What is required:
Please print every record below exactly as it appears.

-- START Available records --

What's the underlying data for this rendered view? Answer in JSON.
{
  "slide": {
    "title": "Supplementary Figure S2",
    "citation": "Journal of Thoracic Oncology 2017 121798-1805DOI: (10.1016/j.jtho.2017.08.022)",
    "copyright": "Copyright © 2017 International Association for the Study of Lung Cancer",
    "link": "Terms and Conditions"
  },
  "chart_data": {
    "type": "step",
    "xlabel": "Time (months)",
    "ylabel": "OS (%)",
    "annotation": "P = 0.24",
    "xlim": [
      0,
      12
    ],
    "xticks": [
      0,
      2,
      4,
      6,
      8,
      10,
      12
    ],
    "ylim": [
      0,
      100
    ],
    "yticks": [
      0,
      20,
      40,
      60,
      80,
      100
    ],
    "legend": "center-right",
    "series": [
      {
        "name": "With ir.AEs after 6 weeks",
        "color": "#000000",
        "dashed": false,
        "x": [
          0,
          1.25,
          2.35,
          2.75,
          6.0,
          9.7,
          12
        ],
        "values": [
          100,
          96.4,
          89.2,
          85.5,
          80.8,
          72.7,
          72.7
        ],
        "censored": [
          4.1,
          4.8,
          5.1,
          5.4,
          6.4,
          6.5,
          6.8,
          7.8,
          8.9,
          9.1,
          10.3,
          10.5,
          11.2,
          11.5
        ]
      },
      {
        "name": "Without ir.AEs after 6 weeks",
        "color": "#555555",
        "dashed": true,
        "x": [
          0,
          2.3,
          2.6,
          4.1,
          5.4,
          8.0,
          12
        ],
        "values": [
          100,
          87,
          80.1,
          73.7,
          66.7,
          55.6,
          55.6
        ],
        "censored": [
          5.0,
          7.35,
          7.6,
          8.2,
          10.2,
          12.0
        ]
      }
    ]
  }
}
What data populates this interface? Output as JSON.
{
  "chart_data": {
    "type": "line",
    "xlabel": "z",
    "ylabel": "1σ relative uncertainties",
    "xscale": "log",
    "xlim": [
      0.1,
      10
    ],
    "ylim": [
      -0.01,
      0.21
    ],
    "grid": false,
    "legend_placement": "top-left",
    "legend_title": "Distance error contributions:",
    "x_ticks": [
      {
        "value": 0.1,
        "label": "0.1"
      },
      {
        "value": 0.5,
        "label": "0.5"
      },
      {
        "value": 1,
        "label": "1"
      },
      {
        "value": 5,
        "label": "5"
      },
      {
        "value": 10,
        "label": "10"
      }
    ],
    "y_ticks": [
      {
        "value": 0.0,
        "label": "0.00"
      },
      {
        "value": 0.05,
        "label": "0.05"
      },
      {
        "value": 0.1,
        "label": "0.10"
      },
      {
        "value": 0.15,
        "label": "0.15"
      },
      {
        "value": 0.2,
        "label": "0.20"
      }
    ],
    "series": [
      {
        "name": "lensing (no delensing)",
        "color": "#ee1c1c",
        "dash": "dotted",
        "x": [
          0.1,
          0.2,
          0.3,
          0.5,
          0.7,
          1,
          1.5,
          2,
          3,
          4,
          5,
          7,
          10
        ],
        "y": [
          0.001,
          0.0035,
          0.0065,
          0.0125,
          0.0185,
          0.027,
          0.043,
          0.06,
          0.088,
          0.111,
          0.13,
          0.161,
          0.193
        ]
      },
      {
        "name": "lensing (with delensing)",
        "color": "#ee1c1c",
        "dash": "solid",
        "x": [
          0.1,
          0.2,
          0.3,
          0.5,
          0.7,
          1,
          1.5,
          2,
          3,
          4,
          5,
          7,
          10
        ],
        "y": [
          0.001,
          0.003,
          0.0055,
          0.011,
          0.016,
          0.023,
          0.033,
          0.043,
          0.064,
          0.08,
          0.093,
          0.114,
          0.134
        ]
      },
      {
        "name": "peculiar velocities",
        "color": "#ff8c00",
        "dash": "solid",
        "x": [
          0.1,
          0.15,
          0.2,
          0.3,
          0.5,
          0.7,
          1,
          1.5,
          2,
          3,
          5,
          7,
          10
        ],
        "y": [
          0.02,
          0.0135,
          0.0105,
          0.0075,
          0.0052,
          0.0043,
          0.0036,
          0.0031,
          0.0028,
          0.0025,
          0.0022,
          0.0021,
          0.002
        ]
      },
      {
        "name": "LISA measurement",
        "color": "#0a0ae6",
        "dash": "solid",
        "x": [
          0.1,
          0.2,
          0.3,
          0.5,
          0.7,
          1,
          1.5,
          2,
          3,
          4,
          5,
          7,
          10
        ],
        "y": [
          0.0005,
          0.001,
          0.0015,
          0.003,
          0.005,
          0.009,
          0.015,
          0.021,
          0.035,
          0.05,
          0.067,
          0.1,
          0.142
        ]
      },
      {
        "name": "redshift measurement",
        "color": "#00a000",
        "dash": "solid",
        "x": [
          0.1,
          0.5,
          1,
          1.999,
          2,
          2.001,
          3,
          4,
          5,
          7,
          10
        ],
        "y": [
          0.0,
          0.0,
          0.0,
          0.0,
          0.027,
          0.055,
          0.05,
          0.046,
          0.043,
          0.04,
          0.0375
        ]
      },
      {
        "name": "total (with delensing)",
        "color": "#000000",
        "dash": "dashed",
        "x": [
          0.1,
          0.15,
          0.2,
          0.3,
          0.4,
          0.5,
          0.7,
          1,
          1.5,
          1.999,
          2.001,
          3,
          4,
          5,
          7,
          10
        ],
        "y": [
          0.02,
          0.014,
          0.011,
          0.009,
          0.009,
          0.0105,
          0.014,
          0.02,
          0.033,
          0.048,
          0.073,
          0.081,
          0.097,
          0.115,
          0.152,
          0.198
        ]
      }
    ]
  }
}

-- END Available records --

Answer to this task:
What's the underlying data for this rendered view? Answer in JSON.
{
  "slide": {
    "title": "Supplementary Figure S2",
    "citation": "Journal of Thoracic Oncology 2017 121798-1805DOI: (10.1016/j.jtho.2017.08.022)",
    "copyright": "Copyright © 2017 International Association for the Study of Lung Cancer",
    "link": "Terms and Conditions"
  },
  "chart_data": {
    "type": "step",
    "xlabel": "Time (months)",
    "ylabel": "OS (%)",
    "annotation": "P = 0.24",
    "xlim": [
      0,
      12
    ],
    "xticks": [
      0,
      2,
      4,
      6,
      8,
      10,
      12
    ],
    "ylim": [
      0,
      100
    ],
    "yticks": [
      0,
      20,
      40,
      60,
      80,
      100
    ],
    "legend": "center-right",
    "series": [
      {
        "name": "With ir.AEs after 6 weeks",
        "color": "#000000",
        "dashed": false,
        "x": [
          0,
          1.25,
          2.35,
          2.75,
          6.0,
          9.7,
          12
        ],
        "values": [
          100,
          96.4,
          89.2,
          85.5,
          80.8,
          72.7,
          72.7
        ],
        "censored": [
          4.1,
          4.8,
          5.1,
          5.4,
          6.4,
          6.5,
          6.8,
          7.8,
          8.9,
          9.1,
          10.3,
          10.5,
          11.2,
          11.5
        ]
      },
      {
        "name": "Without ir.AEs after 6 weeks",
        "color": "#555555",
        "dashed": true,
        "x": [
          0,
          2.3,
          2.6,
          4.1,
          5.4,
          8.0,
          12
        ],
        "values": [
          100,
          87,
          80.1,
          73.7,
          66.7,
          55.6,
          55.6
        ],
        "censored": [
          5.0,
          7.35,
          7.6,
          8.2,
          10.2,
          12.0
        ]
      }
    ]
  }
}
What data populates this interface? Output as JSON.
{
  "chart_data": {
    "type": "line",
    "xlabel": "z",
    "ylabel": "1σ relative uncertainties",
    "xscale": "log",
    "xlim": [
      0.1,
      10
    ],
    "ylim": [
      -0.01,
      0.21
    ],
    "grid": false,
    "legend_placement": "top-left",
    "legend_title": "Distance error contributions:",
    "x_ticks": [
      {
        "value": 0.1,
        "label": "0.1"
      },
      {
        "value": 0.5,
        "label": "0.5"
      },
      {
        "value": 1,
        "label": "1"
      },
      {
        "value": 5,
        "label": "5"
      },
      {
        "value": 10,
        "label": "10"
      }
    ],
    "y_ticks": [
      {
        "value": 0.0,
        "label": "0.00"
      },
      {
        "value": 0.05,
        "label": "0.05"
      },
      {
        "value": 0.1,
        "label": "0.10"
      },
      {
        "value": 0.15,
        "label": "0.15"
      },
      {
        "value": 0.2,
        "label": "0.20"
      }
    ],
    "series": [
      {
        "name": "lensing (no delensing)",
        "color": "#ee1c1c",
        "dash": "dotted",
        "x": [
          0.1,
          0.2,
          0.3,
          0.5,
          0.7,
          1,
          1.5,
          2,
          3,
          4,
          5,
          7,
          10
        ],
        "y": [
          0.001,
          0.0035,
          0.0065,
          0.0125,
          0.0185,
          0.027,
          0.043,
          0.06,
          0.088,
          0.111,
          0.13,
          0.161,
          0.193
        ]
      },
      {
        "name": "lensing (with delensing)",
        "color": "#ee1c1c",
        "dash": "solid",
        "x": [
          0.1,
          0.2,
          0.3,
          0.5,
          0.7,
          1,
          1.5,
          2,
          3,
          4,
          5,
          7,
          10
        ],
        "y": [
          0.001,
          0.003,
          0.0055,
          0.011,
          0.016,
          0.023,
          0.033,
          0.043,
          0.064,
          0.08,
          0.093,
          0.114,
          0.134
        ]
      },
      {
        "name": "peculiar velocities",
        "color": "#ff8c00",
        "dash": "solid",
        "x": [
          0.1,
          0.15,
          0.2,
          0.3,
          0.5,
          0.7,
          1,
          1.5,
          2,
          3,
          5,
          7,
          10
        ],
        "y": [
          0.02,
          0.0135,
          0.0105,
          0.0075,
          0.0052,
          0.0043,
          0.0036,
          0.0031,
          0.0028,
          0.0025,
          0.0022,
          0.0021,
          0.002
        ]
      },
      {
        "name": "LISA measurement",
        "color": "#0a0ae6",
        "dash": "solid",
        "x": [
          0.1,
          0.2,
          0.3,
          0.5,
          0.7,
          1,
          1.5,
          2,
          3,
          4,
          5,
          7,
          10
        ],
        "y": [
          0.0005,
          0.001,
          0.0015,
          0.003,
          0.005,
          0.009,
          0.015,
          0.021,
          0.035,
          0.05,
          0.067,
          0.1,
          0.142
        ]
      },
      {
        "name": "redshift measurement",
        "color": "#00a000",
        "dash": "solid",
        "x": [
          0.1,
          0.5,
          1,
          1.999,
          2,
          2.001,
          3,
          4,
          5,
          7,
          10
        ],
        "y": [
          0.0,
          0.0,
          0.0,
          0.0,
          0.027,
          0.055,
          0.05,
          0.046,
          0.043,
          0.04,
          0.0375
        ]
      },
      {
        "name": "total (with delensing)",
        "color": "#000000",
        "dash": "dashed",
        "x": [
          0.1,
          0.15,
          0.2,
          0.3,
          0.4,
          0.5,
          0.7,
          1,
          1.5,
          1.999,
          2.001,
          3,
          4,
          5,
          7,
          10
        ],
        "y": [
          0.02,
          0.014,
          0.011,
          0.009,
          0.009,
          0.0105,
          0.014,
          0.02,
          0.033,
          0.048,
          0.073,
          0.081,
          0.097,
          0.115,
          0.152,
          0.198
        ]
      }
    ]
  }
}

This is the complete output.